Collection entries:

--------------------

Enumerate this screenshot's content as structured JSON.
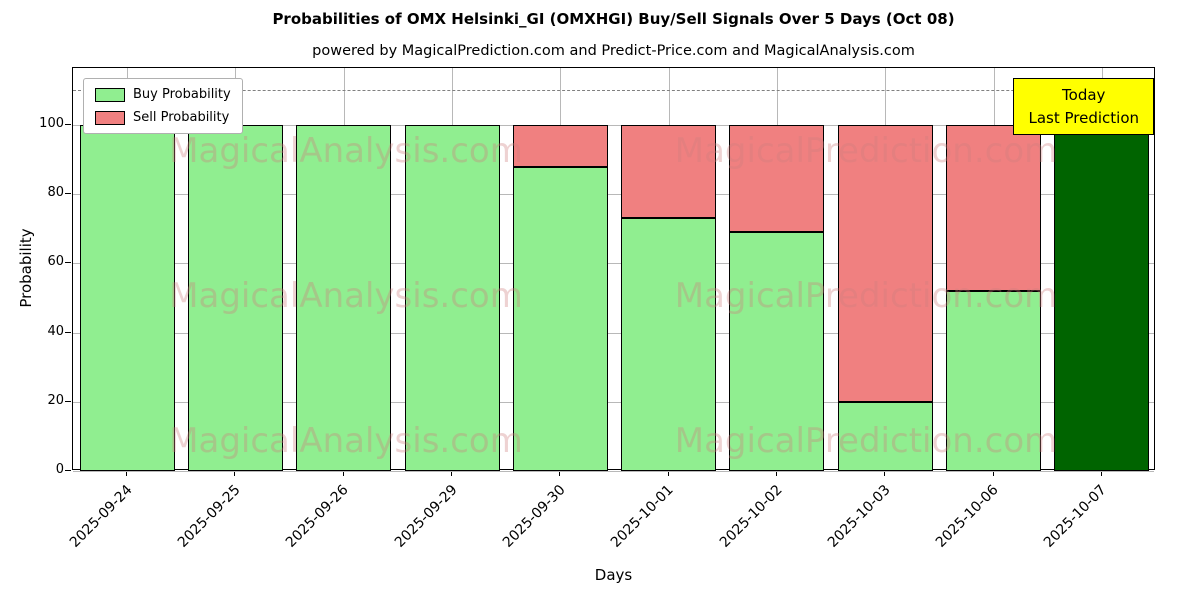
{
  "annotation": {
    "line1": "Today",
    "line2": "Last Prediction",
    "bg": "#FFFF00"
  },
  "watermarks": {
    "left_text": "MagicalAnalysis.com",
    "right_text": "MagicalPrediction.com"
  },
  "chart_data": {
    "type": "bar",
    "stacked": true,
    "title": "Probabilities of OMX Helsinki_GI (OMXHGI) Buy/Sell Signals Over 5 Days (Oct 08)",
    "subtitle": "powered by MagicalPrediction.com and Predict-Price.com and MagicalAnalysis.com",
    "xlabel": "Days",
    "ylabel": "Probability",
    "categories": [
      "2025-09-24",
      "2025-09-25",
      "2025-09-26",
      "2025-09-29",
      "2025-09-30",
      "2025-10-01",
      "2025-10-02",
      "2025-10-03",
      "2025-10-06",
      "2025-10-07"
    ],
    "series": [
      {
        "name": "Buy Probability",
        "color": "#90EE90",
        "values": [
          100,
          100,
          100,
          100,
          88,
          73,
          69,
          20,
          52,
          100
        ]
      },
      {
        "name": "Sell Probability",
        "color": "#F08080",
        "values": [
          0,
          0,
          0,
          0,
          12,
          27,
          31,
          80,
          48,
          0
        ]
      }
    ],
    "special_bars": [
      {
        "index": 9,
        "color": "#006400",
        "note": "Today / Last Prediction bar"
      }
    ],
    "yticks": [
      0,
      20,
      40,
      60,
      80,
      100
    ],
    "ylim": [
      0,
      116.5
    ],
    "dashed_line_y": 110,
    "grid": true,
    "legend_position": "upper left"
  }
}
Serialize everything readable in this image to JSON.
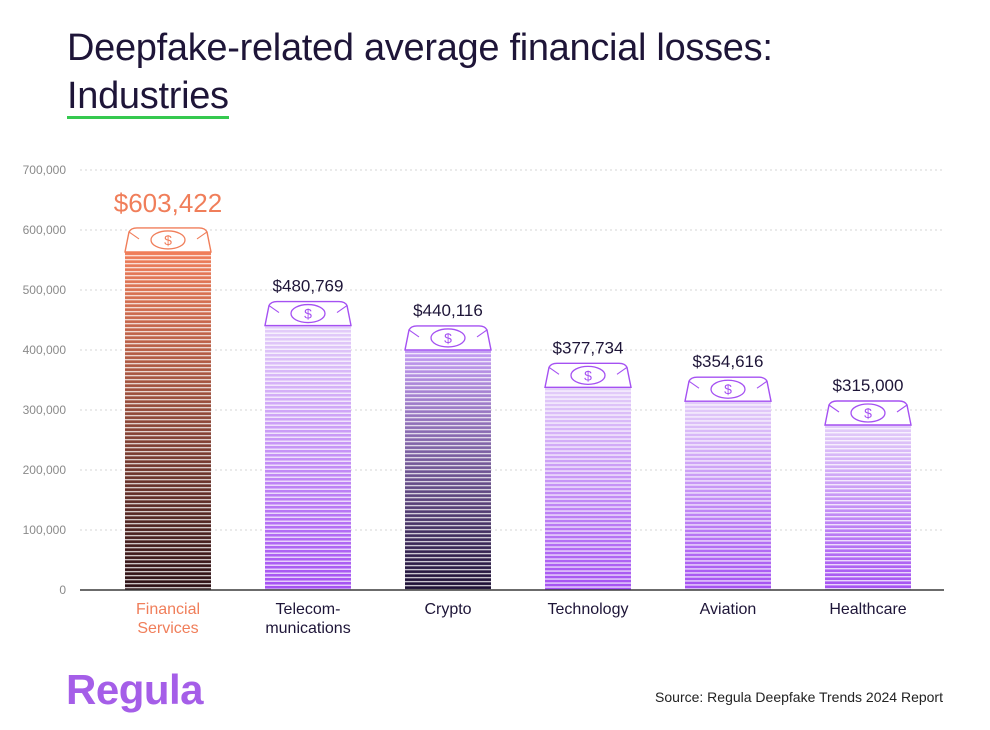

--------------------

◆ **What is required**
Where a line holds "JSON", copy that line.

◆ **Worked solution**
Enumerate this screenshot's content as structured JSON.
Serialize everything readable in this image to JSON.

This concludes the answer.